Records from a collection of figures
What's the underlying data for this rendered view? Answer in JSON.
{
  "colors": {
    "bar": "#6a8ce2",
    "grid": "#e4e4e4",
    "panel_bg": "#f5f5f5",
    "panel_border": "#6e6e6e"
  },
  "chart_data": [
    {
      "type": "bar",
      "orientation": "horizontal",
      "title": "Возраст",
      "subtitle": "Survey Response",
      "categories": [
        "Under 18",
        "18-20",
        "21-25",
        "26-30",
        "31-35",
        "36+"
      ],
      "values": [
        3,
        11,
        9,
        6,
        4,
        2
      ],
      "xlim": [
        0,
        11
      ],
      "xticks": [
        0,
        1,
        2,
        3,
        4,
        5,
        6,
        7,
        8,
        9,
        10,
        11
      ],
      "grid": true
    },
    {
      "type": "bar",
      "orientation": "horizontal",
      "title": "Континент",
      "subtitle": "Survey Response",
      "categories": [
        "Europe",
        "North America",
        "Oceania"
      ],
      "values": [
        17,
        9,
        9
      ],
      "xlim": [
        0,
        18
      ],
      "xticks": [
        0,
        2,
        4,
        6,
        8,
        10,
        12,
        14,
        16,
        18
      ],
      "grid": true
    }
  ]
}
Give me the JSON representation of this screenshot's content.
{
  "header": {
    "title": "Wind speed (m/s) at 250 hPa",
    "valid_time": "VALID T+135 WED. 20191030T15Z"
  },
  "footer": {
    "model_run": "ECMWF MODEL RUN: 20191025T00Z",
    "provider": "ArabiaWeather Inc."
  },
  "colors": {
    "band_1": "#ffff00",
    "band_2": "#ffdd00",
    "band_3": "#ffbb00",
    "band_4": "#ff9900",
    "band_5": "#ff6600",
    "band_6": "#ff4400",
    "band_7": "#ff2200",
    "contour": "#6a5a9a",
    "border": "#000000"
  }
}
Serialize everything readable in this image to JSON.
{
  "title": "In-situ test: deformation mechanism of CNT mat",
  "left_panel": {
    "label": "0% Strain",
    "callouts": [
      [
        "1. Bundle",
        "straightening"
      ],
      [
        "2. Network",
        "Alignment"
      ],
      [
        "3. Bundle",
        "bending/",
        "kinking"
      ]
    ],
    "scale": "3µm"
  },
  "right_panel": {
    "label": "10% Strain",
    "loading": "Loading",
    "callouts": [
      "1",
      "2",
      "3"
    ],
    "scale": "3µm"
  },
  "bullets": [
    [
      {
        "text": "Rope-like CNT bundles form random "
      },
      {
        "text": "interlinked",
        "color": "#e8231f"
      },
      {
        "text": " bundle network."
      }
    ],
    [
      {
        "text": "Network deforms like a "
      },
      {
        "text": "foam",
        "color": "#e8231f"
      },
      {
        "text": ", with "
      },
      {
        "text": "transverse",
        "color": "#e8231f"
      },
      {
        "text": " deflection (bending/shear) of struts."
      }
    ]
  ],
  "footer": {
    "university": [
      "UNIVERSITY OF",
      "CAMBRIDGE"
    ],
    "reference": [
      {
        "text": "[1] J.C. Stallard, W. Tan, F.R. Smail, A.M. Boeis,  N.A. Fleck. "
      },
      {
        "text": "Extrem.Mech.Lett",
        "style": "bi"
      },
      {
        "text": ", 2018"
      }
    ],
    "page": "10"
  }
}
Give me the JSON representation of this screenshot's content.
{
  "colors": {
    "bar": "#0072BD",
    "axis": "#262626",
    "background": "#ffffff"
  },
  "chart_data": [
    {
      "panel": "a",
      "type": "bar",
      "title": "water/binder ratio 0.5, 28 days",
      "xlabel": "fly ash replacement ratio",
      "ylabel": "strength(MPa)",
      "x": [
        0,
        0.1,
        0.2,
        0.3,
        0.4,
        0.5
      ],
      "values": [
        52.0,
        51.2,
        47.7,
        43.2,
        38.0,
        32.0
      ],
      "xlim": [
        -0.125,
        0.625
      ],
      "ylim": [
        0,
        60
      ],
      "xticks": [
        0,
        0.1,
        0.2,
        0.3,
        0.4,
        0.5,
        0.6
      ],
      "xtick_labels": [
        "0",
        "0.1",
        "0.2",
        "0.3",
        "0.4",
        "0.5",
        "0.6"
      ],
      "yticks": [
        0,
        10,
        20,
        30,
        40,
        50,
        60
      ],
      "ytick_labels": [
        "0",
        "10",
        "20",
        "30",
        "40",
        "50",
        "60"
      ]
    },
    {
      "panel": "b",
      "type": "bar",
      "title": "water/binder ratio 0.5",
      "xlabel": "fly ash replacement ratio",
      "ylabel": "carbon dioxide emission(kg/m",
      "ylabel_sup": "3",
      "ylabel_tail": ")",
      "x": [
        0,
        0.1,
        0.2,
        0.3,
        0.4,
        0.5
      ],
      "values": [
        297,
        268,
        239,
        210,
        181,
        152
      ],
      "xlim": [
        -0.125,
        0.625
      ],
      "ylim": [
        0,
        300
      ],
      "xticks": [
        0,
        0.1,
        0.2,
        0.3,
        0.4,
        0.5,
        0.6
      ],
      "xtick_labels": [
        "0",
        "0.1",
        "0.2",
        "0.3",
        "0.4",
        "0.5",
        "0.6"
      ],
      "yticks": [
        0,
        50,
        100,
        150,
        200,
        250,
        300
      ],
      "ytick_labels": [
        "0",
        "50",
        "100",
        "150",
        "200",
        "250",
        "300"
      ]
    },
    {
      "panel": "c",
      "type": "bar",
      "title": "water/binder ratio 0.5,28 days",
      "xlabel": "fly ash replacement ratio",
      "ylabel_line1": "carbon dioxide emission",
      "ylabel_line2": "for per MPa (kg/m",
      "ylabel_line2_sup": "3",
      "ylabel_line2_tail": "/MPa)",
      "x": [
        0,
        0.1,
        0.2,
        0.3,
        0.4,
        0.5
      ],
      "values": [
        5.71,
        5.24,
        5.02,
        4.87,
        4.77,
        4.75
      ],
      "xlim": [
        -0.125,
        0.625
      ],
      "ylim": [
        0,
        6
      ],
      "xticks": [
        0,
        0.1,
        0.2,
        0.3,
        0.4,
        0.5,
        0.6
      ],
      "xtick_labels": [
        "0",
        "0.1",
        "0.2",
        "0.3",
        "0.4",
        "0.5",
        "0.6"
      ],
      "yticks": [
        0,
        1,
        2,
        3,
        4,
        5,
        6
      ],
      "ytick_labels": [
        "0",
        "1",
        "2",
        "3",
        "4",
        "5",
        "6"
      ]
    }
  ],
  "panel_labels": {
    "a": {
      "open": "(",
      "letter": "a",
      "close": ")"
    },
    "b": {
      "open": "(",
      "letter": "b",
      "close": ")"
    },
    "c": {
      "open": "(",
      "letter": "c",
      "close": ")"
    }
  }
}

**PROBLEM DESCRIPTION**: Where a line of the entries contains the word "water", copy that line.

**FULL OUTPUT**:
      "title": "water/binder ratio 0.5, 28 days",
      "title": "water/binder ratio 0.5",
      "title": "water/binder ratio 0.5,28 days",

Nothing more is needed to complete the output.